Our guide recommended a restaurant where the food once again was inedible. I refused to eat it, complained loudly and refused to pay, but we eventually came to a resolution.

Earlier when arriving on Capri, the sea level in the famous Grotto had been too high for the little boats to enter. Later in the day, when we were about to leave, the tide was lower. But time was short, so we missed the highlight of the island.

*   *   *

The Villa d’Este in Tivoli near Rome—built by the son of the infamous Lucrezia Borgia, herself the illegitimate daughter of a pope, and an antecedent of Princess Diana—has fountains that are activated by hydraulics and gravity, on principles designed by the Romans, as water descends down through the hillside. The word spectacular is oft overused, but in the case of the Villa d’Este gardens and fountains, no other word will suffice. As an inhabitant of a water-starved country like Israel, we were truly envious. The water is not used, but runs away—almost bringing us to tears.

We then continued to a restaurant for the evening meal. Opera singers, including one young lady from Japan, who were said to be up and coming in the profession sang for us. It was very pleasant, but once again ruined by stodgy, unimaginative, pedestrian ‘Italian’ food.

**The tasks**
1. In the travel account, what activates the fountains at the Villa d'Este?
2. Using the travel account, explain why the group missed the famous Grotto on Capri.

**Collected data**
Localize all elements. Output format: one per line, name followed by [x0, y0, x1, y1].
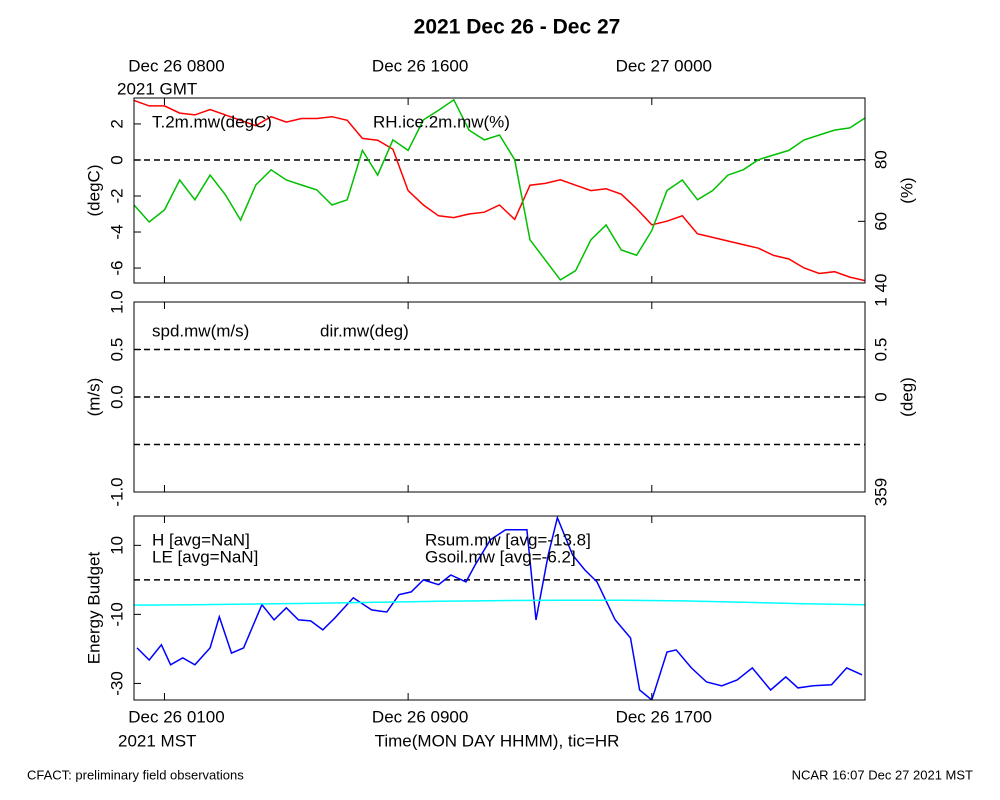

**Solutions in order**
1. Hydraulics and gravity activate them as water descends through the hillside.

2. When they arrived on Capri, the sea level in the Grotto was too high for the little boats to enter. The tide was lower later in the day when they were about to leave, but time was short, so they missed it.